## Dataset rows:
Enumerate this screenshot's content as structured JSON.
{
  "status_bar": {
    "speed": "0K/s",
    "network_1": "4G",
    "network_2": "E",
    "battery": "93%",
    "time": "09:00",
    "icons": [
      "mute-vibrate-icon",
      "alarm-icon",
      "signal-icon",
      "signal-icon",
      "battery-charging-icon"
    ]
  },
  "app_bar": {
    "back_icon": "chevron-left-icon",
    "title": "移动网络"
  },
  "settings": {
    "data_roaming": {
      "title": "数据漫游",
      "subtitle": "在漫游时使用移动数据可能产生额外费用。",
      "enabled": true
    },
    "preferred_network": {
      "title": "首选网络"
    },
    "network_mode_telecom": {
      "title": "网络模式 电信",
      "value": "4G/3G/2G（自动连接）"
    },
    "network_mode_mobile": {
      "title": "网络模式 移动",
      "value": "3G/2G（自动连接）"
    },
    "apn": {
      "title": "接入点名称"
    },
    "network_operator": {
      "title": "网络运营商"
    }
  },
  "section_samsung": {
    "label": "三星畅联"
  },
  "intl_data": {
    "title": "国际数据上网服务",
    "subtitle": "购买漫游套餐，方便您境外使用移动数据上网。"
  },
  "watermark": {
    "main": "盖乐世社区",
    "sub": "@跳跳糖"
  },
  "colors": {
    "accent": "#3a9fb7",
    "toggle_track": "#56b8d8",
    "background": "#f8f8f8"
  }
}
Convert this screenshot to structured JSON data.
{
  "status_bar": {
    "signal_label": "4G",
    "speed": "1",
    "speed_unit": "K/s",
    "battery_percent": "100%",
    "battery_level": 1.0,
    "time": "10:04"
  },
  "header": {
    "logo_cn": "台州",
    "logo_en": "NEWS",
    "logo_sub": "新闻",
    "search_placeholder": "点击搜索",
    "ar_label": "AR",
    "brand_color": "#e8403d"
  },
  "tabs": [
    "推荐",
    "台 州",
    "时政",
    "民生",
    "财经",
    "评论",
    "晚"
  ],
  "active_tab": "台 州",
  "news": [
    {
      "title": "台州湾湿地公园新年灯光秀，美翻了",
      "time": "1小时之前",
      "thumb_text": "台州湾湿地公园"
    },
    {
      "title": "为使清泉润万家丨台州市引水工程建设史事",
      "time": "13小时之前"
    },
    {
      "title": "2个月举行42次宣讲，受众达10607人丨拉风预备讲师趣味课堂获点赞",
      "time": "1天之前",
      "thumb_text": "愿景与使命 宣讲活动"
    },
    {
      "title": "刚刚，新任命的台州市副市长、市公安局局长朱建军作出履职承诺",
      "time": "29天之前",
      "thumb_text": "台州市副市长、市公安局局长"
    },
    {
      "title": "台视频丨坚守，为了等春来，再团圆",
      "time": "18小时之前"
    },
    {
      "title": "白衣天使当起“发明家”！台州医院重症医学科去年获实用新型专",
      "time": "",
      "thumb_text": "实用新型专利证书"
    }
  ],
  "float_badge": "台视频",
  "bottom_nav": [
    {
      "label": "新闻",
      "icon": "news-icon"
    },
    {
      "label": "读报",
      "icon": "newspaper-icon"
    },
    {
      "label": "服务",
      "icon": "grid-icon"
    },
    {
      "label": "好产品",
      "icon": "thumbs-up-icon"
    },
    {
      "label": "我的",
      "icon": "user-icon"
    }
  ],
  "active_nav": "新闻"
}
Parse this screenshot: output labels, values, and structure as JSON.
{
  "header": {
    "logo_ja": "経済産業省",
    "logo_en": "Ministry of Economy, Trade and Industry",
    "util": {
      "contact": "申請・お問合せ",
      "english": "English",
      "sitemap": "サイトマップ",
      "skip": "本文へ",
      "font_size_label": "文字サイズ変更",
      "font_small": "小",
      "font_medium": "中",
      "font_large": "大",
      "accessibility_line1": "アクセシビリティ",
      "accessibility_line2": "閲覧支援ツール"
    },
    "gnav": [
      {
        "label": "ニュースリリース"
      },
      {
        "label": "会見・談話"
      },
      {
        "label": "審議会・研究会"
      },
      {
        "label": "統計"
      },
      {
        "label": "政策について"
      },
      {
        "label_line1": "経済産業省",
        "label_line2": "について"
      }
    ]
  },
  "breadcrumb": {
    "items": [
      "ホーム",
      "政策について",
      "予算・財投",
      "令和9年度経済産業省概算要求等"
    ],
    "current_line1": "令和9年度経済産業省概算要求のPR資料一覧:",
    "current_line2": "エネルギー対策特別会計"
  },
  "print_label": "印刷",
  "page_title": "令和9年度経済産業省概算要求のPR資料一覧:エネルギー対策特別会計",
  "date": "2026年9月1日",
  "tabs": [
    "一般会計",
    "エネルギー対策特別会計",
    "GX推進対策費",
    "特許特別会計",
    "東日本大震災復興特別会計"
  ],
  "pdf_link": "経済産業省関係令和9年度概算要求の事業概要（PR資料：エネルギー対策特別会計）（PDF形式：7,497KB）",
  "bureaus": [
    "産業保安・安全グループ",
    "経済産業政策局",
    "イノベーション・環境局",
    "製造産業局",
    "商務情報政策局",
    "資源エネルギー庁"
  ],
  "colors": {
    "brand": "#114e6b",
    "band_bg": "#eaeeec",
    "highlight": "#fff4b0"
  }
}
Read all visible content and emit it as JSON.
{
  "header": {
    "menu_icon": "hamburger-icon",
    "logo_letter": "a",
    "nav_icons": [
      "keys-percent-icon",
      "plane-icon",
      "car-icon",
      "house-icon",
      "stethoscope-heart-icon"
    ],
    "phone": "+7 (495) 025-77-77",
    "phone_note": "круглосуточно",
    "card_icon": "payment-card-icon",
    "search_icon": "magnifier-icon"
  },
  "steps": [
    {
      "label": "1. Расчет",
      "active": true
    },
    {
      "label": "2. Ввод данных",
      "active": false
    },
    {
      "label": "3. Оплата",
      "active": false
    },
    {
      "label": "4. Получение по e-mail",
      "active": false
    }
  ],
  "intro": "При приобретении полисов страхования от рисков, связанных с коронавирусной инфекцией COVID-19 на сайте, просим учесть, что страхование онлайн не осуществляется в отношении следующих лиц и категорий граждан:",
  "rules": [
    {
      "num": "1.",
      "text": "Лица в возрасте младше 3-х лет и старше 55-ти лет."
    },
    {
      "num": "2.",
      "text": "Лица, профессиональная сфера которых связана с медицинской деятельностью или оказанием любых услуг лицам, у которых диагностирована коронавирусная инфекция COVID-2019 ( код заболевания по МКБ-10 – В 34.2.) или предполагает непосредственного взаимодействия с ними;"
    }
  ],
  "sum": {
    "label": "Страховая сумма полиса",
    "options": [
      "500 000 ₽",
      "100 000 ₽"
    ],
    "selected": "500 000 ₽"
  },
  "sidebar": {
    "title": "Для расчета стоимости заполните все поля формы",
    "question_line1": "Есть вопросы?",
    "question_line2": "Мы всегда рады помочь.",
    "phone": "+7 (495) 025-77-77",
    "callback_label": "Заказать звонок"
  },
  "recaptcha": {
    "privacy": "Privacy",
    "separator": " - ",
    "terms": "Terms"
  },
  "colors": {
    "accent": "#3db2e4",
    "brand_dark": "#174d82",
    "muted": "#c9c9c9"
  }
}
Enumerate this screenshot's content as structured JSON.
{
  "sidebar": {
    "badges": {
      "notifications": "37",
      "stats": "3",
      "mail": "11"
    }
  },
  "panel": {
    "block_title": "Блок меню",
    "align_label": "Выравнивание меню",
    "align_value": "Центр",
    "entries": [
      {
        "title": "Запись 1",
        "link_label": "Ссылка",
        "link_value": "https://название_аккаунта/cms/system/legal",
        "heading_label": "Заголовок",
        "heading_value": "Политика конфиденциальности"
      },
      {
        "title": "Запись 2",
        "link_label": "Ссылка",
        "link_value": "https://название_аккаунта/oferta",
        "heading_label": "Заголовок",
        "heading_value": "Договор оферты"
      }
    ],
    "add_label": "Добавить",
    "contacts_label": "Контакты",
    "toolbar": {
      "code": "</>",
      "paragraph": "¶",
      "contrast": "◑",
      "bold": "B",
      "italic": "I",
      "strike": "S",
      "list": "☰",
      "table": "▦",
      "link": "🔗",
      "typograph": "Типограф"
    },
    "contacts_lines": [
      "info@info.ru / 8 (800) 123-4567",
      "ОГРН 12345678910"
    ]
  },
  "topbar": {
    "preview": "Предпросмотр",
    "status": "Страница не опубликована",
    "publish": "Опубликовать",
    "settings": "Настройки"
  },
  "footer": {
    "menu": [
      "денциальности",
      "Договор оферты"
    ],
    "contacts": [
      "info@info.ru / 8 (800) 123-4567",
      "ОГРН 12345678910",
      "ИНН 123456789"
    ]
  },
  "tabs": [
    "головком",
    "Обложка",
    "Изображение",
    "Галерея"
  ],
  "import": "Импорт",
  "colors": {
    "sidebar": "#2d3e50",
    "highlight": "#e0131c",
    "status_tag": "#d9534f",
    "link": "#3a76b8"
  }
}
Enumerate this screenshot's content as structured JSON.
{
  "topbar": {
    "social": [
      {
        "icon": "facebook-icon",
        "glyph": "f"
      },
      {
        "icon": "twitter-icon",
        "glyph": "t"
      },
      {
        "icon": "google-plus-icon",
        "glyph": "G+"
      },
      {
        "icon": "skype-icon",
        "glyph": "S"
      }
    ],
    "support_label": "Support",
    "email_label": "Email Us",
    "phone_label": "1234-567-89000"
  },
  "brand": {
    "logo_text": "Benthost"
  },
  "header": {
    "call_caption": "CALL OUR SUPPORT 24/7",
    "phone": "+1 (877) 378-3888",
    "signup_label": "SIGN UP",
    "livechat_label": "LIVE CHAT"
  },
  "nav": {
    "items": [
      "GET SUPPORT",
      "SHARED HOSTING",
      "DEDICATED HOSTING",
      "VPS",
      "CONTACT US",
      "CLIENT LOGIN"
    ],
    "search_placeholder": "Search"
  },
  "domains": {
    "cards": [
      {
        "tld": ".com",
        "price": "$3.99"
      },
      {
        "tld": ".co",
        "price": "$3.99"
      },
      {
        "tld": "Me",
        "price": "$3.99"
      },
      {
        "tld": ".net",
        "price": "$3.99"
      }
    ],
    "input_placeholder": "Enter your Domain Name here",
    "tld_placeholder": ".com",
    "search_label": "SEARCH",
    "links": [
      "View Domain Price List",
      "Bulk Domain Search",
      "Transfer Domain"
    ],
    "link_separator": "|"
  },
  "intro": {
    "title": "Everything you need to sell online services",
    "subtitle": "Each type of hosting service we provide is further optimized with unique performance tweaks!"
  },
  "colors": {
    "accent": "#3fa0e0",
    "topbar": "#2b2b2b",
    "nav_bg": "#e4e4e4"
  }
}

## Problem description:
Return every line in the listing that contains the word "subtitle".

## Correct result:
      "subtitle": "在漫游时使用移动数据可能产生额外费用。",
    "subtitle": "购买漫游套餐，方便您境外使用移动数据上网。"
    "subtitle": "Each type of hosting service we provide is further optimized with unique performance tweaks!"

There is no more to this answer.